WHAT IS ASKED
In the data, extract each line that holds the string "Lilpopa".
------------------------------
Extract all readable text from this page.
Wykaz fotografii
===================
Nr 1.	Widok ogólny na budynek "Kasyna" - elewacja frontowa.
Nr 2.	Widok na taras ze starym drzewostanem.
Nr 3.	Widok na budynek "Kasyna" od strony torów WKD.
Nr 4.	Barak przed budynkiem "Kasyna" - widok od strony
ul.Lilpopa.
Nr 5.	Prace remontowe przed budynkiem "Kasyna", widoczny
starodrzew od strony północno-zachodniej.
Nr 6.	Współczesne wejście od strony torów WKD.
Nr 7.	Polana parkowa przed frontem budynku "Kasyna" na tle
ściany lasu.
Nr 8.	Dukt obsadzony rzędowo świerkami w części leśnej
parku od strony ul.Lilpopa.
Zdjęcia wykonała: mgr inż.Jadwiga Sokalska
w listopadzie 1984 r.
------------------------------
RESPONSE TO THE TASK
ul.Lilpopa.
parku od strony ul.Lilpopa.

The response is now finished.